— Start —

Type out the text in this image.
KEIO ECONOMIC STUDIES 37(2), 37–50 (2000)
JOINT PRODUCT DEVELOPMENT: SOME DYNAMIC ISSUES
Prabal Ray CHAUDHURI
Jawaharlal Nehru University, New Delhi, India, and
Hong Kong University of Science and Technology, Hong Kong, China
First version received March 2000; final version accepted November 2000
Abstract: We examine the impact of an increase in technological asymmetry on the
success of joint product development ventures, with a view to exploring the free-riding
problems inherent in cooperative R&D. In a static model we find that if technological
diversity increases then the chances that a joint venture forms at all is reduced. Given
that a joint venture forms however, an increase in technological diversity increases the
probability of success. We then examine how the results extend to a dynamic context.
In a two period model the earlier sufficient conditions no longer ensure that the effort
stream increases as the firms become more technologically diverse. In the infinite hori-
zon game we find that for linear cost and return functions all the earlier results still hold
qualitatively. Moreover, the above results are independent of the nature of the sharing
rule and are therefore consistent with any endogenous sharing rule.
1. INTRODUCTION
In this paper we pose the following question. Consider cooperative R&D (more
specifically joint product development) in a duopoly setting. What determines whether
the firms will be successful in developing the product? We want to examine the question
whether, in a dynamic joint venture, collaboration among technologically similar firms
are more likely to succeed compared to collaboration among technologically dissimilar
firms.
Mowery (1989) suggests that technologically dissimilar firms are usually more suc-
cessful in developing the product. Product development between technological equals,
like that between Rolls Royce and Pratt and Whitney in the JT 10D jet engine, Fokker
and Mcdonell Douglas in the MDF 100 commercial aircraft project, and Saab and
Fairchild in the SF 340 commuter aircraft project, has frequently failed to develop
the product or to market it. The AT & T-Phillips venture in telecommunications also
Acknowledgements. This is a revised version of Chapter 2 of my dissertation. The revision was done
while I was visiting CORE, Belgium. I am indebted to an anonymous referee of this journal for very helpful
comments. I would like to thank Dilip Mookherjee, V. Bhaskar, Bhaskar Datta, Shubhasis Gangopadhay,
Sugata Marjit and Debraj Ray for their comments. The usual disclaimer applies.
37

— End —

* **What to produce**
Print the material above once more, exactly.

* **Correct response**
Type out the text in this image.
KEIO ECONOMIC STUDIES 37(2), 37–50 (2000)
JOINT PRODUCT DEVELOPMENT: SOME DYNAMIC ISSUES
Prabal Ray CHAUDHURI
Jawaharlal Nehru University, New Delhi, India, and
Hong Kong University of Science and Technology, Hong Kong, China
First version received March 2000; final version accepted November 2000
Abstract: We examine the impact of an increase in technological asymmetry on the
success of joint product development ventures, with a view to exploring the free-riding
problems inherent in cooperative R&D. In a static model we find that if technological
diversity increases then the chances that a joint venture forms at all is reduced. Given
that a joint venture forms however, an increase in technological diversity increases the
probability of success. We then examine how the results extend to a dynamic context.
In a two period model the earlier sufficient conditions no longer ensure that the effort
stream increases as the firms become more technologically diverse. In the infinite hori-
zon game we find that for linear cost and return functions all the earlier results still hold
qualitatively. Moreover, the above results are independent of the nature of the sharing
rule and are therefore consistent with any endogenous sharing rule.
1. INTRODUCTION
In this paper we pose the following question. Consider cooperative R&D (more
specifically joint product development) in a duopoly setting. What determines whether
the firms will be successful in developing the product? We want to examine the question
whether, in a dynamic joint venture, collaboration among technologically similar firms
are more likely to succeed compared to collaboration among technologically dissimilar
firms.
Mowery (1989) suggests that technologically dissimilar firms are usually more suc-
cessful in developing the product. Product development between technological equals,
like that between Rolls Royce and Pratt and Whitney in the JT 10D jet engine, Fokker
and Mcdonell Douglas in the MDF 100 commercial aircraft project, and Saab and
Fairchild in the SF 340 commuter aircraft project, has frequently failed to develop
the product or to market it. The AT & T-Phillips venture in telecommunications also
Acknowledgements. This is a revised version of Chapter 2 of my dissertation. The revision was done
while I was visiting CORE, Belgium. I am indebted to an anonymous referee of this journal for very helpful
comments. I would like to thank Dilip Mookherjee, V. Bhaskar, Bhaskar Datta, Shubhasis Gangopadhay,
Sugata Marjit and Debraj Ray for their comments. The usual disclaimer applies.
37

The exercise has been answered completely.